To do: Repeat the listing in full, word for word.

——————

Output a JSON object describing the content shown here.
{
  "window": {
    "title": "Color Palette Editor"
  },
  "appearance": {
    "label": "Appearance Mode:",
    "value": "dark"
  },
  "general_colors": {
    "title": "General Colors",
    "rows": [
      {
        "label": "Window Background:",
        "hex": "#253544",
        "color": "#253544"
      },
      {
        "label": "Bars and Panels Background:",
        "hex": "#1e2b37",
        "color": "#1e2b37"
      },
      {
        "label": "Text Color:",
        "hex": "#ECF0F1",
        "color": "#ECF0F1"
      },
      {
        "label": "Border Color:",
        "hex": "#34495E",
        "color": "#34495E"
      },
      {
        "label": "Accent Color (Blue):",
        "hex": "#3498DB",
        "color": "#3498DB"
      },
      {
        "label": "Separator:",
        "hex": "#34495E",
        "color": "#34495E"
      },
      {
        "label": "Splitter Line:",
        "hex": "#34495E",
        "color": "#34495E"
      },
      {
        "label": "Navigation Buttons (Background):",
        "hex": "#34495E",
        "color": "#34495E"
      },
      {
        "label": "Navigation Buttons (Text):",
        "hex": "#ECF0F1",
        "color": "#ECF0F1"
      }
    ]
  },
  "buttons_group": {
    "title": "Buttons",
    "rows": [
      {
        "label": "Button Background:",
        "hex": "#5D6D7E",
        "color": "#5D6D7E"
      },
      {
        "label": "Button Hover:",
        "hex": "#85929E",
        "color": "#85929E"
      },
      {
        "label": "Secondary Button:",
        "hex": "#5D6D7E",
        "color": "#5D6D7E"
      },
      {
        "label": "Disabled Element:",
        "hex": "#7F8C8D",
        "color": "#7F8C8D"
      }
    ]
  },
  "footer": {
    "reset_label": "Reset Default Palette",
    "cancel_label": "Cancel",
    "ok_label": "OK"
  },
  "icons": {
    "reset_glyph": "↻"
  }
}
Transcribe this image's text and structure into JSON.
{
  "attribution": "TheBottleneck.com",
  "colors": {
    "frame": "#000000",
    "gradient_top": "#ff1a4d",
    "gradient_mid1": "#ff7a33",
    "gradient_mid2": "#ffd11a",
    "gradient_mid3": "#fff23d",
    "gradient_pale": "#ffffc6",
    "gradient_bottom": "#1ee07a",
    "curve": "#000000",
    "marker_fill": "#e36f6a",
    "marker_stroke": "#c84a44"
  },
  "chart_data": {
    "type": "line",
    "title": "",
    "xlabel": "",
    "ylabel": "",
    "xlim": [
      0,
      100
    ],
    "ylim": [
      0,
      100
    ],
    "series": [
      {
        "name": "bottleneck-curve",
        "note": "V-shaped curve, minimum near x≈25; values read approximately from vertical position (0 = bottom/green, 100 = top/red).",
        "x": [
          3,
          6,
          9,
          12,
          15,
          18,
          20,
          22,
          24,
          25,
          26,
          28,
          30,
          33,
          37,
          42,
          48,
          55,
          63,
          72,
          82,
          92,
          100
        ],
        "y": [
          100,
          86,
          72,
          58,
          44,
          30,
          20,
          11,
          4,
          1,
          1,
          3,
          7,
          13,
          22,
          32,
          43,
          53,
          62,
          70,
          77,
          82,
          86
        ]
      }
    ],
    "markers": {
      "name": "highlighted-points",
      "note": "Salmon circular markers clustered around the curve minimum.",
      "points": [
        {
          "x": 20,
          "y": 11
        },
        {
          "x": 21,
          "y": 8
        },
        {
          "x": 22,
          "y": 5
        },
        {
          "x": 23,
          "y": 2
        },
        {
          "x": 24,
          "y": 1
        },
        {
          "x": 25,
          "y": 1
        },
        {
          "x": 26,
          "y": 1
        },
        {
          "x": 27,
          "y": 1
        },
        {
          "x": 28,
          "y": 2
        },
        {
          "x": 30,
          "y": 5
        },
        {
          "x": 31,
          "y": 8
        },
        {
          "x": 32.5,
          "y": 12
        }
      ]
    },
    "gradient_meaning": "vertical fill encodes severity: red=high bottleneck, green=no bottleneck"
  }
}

——————

Exercise solution:
Output a JSON object describing the content shown here.
{
  "window": {
    "title": "Color Palette Editor"
  },
  "appearance": {
    "label": "Appearance Mode:",
    "value": "dark"
  },
  "general_colors": {
    "title": "General Colors",
    "rows": [
      {
        "label": "Window Background:",
        "hex": "#253544",
        "color": "#253544"
      },
      {
        "label": "Bars and Panels Background:",
        "hex": "#1e2b37",
        "color": "#1e2b37"
      },
      {
        "label": "Text Color:",
        "hex": "#ECF0F1",
        "color": "#ECF0F1"
      },
      {
        "label": "Border Color:",
        "hex": "#34495E",
        "color": "#34495E"
      },
      {
        "label": "Accent Color (Blue):",
        "hex": "#3498DB",
        "color": "#3498DB"
      },
      {
        "label": "Separator:",
        "hex": "#34495E",
        "color": "#34495E"
      },
      {
        "label": "Splitter Line:",
        "hex": "#34495E",
        "color": "#34495E"
      },
      {
        "label": "Navigation Buttons (Background):",
        "hex": "#34495E",
        "color": "#34495E"
      },
      {
        "label": "Navigation Buttons (Text):",
        "hex": "#ECF0F1",
        "color": "#ECF0F1"
      }
    ]
  },
  "buttons_group": {
    "title": "Buttons",
    "rows": [
      {
        "label": "Button Background:",
        "hex": "#5D6D7E",
        "color": "#5D6D7E"
      },
      {
        "label": "Button Hover:",
        "hex": "#85929E",
        "color": "#85929E"
      },
      {
        "label": "Secondary Button:",
        "hex": "#5D6D7E",
        "color": "#5D6D7E"
      },
      {
        "label": "Disabled Element:",
        "hex": "#7F8C8D",
        "color": "#7F8C8D"
      }
    ]
  },
  "footer": {
    "reset_label": "Reset Default Palette",
    "cancel_label": "Cancel",
    "ok_label": "OK"
  },
  "icons": {
    "reset_glyph": "↻"
  }
}
Transcribe this image's text and structure into JSON.
{
  "attribution": "TheBottleneck.com",
  "colors": {
    "frame": "#000000",
    "gradient_top": "#ff1a4d",
    "gradient_mid1": "#ff7a33",
    "gradient_mid2": "#ffd11a",
    "gradient_mid3": "#fff23d",
    "gradient_pale": "#ffffc6",
    "gradient_bottom": "#1ee07a",
    "curve": "#000000",
    "marker_fill": "#e36f6a",
    "marker_stroke": "#c84a44"
  },
  "chart_data": {
    "type": "line",
    "title": "",
    "xlabel": "",
    "ylabel": "",
    "xlim": [
      0,
      100
    ],
    "ylim": [
      0,
      100
    ],
    "series": [
      {
        "name": "bottleneck-curve",
        "note": "V-shaped curve, minimum near x≈25; values read approximately from vertical position (0 = bottom/green, 100 = top/red).",
        "x": [
          3,
          6,
          9,
          12,
          15,
          18,
          20,
          22,
          24,
          25,
          26,
          28,
          30,
          33,
          37,
          42,
          48,
          55,
          63,
          72,
          82,
          92,
          100
        ],
        "y": [
          100,
          86,
          72,
          58,
          44,
          30,
          20,
          11,
          4,
          1,
          1,
          3,
          7,
          13,
          22,
          32,
          43,
          53,
          62,
          70,
          77,
          82,
          86
        ]
      }
    ],
    "markers": {
      "name": "highlighted-points",
      "note": "Salmon circular markers clustered around the curve minimum.",
      "points": [
        {
          "x": 20,
          "y": 11
        },
        {
          "x": 21,
          "y": 8
        },
        {
          "x": 22,
          "y": 5
        },
        {
          "x": 23,
          "y": 2
        },
        {
          "x": 24,
          "y": 1
        },
        {
          "x": 25,
          "y": 1
        },
        {
          "x": 26,
          "y": 1
        },
        {
          "x": 27,
          "y": 1
        },
        {
          "x": 28,
          "y": 2
        },
        {
          "x": 30,
          "y": 5
        },
        {
          "x": 31,
          "y": 8
        },
        {
          "x": 32.5,
          "y": 12
        }
      ]
    },
    "gradient_meaning": "vertical fill encodes severity: red=high bottleneck, green=no bottleneck"
  }
}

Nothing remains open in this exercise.